Task inputs
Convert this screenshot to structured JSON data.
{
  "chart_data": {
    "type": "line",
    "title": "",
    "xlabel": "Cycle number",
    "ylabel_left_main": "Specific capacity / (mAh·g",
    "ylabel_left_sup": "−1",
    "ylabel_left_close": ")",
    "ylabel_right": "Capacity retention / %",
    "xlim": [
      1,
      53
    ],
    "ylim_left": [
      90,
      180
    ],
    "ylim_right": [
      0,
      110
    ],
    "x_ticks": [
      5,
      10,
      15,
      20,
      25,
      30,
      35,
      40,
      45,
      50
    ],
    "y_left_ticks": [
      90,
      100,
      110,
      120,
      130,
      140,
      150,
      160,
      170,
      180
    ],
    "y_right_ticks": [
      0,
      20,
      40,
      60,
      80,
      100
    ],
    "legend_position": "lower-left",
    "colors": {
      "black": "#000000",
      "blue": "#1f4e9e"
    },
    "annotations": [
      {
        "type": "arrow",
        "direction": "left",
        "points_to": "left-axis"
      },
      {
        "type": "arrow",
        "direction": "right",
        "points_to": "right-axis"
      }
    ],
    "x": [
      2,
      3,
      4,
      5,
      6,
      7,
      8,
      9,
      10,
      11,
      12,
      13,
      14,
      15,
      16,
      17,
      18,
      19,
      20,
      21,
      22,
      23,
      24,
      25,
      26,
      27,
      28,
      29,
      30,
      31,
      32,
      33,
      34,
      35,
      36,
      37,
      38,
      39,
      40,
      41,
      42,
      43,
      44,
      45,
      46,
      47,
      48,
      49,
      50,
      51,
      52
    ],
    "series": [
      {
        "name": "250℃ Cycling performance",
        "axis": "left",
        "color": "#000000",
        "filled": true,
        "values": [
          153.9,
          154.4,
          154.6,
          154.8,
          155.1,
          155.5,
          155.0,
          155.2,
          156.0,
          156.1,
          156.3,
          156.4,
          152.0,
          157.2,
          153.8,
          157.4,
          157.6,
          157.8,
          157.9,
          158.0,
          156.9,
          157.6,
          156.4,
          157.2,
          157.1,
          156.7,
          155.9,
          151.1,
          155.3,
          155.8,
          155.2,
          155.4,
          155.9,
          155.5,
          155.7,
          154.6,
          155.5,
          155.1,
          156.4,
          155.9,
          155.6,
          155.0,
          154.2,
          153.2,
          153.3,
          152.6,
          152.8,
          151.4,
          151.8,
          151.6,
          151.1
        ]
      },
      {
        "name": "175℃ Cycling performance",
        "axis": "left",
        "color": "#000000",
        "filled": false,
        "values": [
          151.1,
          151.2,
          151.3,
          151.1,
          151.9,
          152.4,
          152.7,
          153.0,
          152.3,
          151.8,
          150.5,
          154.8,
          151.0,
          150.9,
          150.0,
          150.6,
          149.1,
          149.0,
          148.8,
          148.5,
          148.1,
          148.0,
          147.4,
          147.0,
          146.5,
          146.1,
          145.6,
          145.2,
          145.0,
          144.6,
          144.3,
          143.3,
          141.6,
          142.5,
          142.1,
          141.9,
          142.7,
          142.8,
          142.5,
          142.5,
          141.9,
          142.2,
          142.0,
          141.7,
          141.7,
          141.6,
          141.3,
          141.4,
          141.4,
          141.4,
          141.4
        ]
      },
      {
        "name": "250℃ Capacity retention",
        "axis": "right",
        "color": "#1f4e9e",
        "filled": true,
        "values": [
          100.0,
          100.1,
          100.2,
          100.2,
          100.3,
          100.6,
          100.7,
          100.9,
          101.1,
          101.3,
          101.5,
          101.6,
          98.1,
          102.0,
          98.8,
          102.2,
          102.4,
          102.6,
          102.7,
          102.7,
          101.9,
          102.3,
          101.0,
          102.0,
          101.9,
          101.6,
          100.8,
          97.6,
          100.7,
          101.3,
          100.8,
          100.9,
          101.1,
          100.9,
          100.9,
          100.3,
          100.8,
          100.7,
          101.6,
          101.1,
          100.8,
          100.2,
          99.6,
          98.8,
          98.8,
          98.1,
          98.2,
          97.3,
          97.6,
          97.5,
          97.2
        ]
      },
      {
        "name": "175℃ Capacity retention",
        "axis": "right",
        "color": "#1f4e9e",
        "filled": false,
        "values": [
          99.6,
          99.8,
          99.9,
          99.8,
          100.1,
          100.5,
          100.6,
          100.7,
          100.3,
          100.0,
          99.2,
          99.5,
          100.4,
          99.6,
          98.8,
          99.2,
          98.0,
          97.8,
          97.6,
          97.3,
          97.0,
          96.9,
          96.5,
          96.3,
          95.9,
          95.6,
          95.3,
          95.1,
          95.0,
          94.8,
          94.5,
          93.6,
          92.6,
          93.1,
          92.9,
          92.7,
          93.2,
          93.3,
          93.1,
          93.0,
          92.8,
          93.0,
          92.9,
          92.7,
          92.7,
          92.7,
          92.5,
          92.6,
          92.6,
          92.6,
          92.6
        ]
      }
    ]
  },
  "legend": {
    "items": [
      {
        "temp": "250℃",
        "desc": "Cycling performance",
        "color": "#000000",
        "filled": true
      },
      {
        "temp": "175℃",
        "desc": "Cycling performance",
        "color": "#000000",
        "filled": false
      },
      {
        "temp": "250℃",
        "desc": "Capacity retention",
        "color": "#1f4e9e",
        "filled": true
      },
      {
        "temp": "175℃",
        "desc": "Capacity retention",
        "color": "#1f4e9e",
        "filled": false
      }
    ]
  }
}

The request
Go through the entries and return each line where the word "performance" appears.

Finished task
        "name": "250℃ Cycling performance",
        "name": "175℃ Cycling performance",
        "desc": "Cycling performance",
        "desc": "Cycling performance",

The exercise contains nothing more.